● **Written task**
Transcribe the records without any change, starting from the first line and continuing down to and including the line that contains "indicia-permit: Permit No.".

● **Data records**

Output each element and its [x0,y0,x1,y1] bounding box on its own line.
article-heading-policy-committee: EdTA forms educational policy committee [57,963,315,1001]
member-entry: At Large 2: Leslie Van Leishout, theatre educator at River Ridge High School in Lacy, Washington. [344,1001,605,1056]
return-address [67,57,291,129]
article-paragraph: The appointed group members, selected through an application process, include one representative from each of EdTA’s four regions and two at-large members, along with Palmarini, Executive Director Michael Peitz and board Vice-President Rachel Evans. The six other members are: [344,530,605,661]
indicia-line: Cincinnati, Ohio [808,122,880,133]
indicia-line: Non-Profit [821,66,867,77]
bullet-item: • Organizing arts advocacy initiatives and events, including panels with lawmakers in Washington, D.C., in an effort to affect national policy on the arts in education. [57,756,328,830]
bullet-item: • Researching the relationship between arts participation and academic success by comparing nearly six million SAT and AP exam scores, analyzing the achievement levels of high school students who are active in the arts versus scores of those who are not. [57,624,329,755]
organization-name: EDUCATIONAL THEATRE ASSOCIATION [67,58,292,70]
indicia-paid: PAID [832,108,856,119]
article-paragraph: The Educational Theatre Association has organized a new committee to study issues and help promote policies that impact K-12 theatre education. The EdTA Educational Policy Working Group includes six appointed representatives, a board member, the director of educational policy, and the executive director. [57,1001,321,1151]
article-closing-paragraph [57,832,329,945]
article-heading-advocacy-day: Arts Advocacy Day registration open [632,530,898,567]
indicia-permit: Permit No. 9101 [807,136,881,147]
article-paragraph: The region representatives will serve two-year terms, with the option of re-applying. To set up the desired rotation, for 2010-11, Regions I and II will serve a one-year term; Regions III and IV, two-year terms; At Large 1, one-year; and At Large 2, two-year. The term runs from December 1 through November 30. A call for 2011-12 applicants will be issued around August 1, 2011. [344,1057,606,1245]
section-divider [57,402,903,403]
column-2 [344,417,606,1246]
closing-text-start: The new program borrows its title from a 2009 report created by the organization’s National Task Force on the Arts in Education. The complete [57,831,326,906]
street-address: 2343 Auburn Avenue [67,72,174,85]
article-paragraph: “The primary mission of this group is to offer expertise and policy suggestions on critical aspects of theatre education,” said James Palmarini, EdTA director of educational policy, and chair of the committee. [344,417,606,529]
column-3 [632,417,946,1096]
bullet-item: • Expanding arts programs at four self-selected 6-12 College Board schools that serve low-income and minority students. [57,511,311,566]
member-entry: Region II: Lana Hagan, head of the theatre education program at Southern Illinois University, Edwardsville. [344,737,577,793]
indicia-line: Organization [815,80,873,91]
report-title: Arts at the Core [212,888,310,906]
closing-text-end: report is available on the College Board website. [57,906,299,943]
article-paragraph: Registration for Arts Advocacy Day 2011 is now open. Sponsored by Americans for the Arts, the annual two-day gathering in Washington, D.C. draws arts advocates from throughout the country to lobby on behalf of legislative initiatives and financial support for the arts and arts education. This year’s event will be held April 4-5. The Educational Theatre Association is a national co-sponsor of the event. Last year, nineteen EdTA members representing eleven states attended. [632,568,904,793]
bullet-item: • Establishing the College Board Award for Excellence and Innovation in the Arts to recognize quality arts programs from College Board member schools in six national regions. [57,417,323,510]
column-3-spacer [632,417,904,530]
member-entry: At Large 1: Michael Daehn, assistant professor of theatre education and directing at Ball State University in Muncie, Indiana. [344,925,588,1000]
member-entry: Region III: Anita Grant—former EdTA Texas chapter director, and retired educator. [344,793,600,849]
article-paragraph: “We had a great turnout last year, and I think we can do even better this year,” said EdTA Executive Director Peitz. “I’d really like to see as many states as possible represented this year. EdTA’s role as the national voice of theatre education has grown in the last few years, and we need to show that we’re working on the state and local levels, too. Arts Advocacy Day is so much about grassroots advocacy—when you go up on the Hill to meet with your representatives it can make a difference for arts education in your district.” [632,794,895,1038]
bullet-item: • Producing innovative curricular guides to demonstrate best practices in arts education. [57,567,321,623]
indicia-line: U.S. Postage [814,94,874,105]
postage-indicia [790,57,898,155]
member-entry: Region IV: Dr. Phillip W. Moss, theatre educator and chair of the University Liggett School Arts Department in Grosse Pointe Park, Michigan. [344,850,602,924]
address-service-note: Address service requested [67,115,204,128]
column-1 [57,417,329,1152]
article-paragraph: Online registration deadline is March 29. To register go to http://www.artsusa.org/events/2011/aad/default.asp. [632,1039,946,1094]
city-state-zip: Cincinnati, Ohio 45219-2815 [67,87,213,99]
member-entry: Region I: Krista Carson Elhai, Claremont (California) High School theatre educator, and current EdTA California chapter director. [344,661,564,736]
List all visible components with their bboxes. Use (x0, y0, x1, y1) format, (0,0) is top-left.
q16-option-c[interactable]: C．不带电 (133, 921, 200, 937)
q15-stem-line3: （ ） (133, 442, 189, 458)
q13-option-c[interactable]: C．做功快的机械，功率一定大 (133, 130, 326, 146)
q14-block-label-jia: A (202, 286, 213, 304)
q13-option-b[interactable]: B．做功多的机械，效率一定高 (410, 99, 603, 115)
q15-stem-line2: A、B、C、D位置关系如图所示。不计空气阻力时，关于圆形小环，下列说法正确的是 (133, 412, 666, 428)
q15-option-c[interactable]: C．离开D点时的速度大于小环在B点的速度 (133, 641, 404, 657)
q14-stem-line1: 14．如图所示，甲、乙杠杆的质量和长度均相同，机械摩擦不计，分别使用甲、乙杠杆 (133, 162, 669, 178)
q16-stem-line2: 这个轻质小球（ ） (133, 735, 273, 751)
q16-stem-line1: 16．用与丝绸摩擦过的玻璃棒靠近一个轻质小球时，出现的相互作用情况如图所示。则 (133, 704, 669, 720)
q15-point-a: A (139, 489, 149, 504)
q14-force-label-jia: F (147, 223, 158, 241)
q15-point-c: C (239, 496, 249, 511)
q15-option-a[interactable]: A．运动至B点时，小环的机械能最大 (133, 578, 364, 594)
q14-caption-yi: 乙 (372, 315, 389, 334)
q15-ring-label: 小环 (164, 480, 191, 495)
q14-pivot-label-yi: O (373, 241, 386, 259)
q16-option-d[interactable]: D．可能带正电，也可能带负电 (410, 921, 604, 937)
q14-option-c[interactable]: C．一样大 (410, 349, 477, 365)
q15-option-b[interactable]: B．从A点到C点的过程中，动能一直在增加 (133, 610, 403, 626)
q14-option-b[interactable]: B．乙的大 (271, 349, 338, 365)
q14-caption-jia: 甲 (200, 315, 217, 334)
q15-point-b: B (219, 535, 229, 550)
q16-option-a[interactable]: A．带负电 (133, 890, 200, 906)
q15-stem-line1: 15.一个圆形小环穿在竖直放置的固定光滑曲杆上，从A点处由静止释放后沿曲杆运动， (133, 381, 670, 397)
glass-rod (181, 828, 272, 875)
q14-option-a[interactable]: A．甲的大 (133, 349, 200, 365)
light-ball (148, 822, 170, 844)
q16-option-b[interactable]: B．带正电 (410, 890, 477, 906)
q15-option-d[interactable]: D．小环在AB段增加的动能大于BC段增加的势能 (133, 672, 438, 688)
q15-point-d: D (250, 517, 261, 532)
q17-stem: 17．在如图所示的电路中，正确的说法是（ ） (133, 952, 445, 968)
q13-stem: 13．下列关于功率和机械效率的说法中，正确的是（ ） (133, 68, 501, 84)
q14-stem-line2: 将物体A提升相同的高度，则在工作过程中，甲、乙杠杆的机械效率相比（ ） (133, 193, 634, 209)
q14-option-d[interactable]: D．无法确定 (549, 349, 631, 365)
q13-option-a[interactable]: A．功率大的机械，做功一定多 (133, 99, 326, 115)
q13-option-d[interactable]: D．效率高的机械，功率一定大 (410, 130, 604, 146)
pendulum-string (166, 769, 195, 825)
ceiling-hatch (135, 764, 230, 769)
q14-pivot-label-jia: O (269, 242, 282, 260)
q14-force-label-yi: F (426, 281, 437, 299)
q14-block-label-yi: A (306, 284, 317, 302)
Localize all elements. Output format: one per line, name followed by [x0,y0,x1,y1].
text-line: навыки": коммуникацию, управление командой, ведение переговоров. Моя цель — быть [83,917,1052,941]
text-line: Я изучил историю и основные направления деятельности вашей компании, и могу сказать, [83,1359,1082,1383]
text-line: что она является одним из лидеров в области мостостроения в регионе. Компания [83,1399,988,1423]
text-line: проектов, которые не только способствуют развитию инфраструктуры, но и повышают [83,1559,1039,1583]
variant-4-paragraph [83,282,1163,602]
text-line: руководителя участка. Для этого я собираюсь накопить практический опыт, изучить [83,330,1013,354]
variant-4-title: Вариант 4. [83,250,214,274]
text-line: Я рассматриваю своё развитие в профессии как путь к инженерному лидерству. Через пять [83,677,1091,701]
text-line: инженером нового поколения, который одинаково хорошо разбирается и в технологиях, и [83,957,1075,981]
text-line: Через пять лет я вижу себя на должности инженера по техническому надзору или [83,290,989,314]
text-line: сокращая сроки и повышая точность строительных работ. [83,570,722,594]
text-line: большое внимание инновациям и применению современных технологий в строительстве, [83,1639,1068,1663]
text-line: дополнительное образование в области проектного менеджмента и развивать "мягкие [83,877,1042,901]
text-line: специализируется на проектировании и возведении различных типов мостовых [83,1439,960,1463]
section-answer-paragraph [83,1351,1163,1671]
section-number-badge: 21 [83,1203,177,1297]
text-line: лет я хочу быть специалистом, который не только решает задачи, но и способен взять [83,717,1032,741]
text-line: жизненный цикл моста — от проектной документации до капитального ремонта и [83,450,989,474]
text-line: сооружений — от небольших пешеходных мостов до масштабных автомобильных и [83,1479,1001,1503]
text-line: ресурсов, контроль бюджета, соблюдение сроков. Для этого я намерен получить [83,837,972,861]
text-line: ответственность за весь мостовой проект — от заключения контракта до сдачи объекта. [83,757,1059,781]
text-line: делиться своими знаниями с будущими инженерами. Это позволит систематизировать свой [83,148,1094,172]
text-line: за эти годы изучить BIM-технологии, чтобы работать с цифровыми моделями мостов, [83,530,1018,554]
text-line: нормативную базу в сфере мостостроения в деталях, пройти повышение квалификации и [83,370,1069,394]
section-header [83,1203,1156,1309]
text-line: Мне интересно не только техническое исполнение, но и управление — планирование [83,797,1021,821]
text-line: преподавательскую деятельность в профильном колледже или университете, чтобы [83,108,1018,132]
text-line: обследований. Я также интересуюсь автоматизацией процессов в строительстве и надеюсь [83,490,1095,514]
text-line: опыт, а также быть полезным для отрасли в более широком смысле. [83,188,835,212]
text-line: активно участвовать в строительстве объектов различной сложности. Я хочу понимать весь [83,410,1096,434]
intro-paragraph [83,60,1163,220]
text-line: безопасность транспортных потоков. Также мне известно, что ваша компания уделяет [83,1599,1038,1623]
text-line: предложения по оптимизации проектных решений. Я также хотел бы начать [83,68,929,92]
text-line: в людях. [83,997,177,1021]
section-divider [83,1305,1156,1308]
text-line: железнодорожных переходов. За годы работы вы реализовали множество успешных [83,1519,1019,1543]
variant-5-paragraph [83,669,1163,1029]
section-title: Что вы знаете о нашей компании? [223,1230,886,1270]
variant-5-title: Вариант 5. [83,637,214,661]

● **Solution**
Output each element and its [x0,y0,x1,y1] bounding box on its own line.
article-heading-policy-committee: EdTA forms educational policy committee [57,963,315,1001]
member-entry: At Large 2: Leslie Van Leishout, theatre educator at River Ridge High School in Lacy, Washington. [344,1001,605,1056]
return-address [67,57,291,129]
article-paragraph: The appointed group members, selected through an application process, include one representative from each of EdTA’s four regions and two at-large members, along with Palmarini, Executive Director Michael Peitz and board Vice-President Rachel Evans. The six other members are: [344,530,605,661]
indicia-line: Cincinnati, Ohio [808,122,880,133]
indicia-line: Non-Profit [821,66,867,77]
bullet-item: • Organizing arts advocacy initiatives and events, including panels with lawmakers in Washington, D.C., in an effort to affect national policy on the arts in education. [57,756,328,830]
bullet-item: • Researching the relationship between arts participation and academic success by comparing nearly six million SAT and AP exam scores, analyzing the achievement levels of high school students who are active in the arts versus scores of those who are not. [57,624,329,755]
organization-name: EDUCATIONAL THEATRE ASSOCIATION [67,58,292,70]
indicia-paid: PAID [832,108,856,119]
article-paragraph: The Educational Theatre Association has organized a new committee to study issues and help promote policies that impact K-12 theatre education. The EdTA Educational Policy Working Group includes six appointed representatives, a board member, the director of educational policy, and the executive director. [57,1001,321,1151]
article-closing-paragraph [57,832,329,945]
article-heading-advocacy-day: Arts Advocacy Day registration open [632,530,898,567]
indicia-permit: Permit No. 9101 [807,136,881,147]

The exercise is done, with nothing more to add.